[TASK TO COMPLETE] In the lines below, find how many contain the word "color" and report that figure alone.
# start of GIVEN RECORDS
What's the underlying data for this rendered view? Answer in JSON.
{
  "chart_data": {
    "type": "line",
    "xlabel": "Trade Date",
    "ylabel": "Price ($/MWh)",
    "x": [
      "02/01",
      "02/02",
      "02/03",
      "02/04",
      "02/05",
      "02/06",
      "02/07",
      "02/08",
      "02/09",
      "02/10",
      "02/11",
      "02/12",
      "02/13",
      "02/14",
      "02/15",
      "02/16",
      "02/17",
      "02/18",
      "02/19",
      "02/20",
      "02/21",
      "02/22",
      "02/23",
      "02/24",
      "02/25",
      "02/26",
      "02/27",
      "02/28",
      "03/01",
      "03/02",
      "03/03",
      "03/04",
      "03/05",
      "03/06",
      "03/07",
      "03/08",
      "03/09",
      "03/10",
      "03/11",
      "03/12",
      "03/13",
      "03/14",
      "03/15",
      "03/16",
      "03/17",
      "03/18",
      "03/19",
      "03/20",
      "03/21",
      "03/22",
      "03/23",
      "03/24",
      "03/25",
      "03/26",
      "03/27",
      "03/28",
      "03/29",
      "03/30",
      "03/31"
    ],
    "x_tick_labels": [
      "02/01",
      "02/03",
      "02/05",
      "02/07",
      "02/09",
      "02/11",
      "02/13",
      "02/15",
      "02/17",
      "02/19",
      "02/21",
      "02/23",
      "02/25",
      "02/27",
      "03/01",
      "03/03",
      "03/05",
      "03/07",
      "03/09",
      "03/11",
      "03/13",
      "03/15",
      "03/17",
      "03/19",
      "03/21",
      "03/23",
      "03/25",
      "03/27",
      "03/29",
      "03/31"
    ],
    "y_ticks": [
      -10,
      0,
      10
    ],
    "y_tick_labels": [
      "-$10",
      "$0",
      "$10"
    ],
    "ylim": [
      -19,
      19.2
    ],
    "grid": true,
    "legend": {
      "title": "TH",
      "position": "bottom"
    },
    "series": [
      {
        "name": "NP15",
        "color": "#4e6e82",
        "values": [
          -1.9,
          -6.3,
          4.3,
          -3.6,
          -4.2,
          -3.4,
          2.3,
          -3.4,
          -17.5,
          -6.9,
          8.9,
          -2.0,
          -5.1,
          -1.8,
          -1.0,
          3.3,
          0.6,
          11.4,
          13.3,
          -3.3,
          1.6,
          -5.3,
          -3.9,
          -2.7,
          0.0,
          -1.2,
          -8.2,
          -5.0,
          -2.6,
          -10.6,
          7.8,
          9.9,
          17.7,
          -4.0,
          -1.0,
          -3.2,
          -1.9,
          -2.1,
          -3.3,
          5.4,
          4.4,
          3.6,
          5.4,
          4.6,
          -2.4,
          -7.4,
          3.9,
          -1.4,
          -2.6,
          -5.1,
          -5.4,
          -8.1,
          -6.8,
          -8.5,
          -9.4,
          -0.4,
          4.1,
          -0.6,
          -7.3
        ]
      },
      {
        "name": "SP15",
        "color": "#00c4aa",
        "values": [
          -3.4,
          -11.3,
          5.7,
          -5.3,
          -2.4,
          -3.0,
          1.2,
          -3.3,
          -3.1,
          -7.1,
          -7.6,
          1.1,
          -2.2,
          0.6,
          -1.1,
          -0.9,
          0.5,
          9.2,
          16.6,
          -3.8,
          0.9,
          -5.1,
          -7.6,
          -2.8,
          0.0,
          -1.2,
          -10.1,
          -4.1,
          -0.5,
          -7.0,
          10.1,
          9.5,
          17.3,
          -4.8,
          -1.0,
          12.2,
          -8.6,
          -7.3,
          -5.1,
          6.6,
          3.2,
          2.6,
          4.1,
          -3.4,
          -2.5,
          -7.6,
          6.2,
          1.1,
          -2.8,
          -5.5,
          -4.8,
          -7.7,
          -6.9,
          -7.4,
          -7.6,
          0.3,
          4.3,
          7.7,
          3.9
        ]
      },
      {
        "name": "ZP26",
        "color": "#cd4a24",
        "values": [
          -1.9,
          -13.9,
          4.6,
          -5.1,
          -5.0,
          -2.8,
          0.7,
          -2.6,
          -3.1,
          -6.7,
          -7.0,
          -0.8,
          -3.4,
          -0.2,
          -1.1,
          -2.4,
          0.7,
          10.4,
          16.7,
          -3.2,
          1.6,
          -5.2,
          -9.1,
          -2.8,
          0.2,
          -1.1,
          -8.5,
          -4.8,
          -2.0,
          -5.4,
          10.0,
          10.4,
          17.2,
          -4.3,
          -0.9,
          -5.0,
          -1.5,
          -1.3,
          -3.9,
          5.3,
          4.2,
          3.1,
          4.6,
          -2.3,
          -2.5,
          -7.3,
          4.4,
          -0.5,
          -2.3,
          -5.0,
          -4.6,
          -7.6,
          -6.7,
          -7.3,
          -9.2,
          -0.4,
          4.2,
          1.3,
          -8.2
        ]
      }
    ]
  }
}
# end of GIVEN RECORDS
[WRITTEN SOLUTION] 3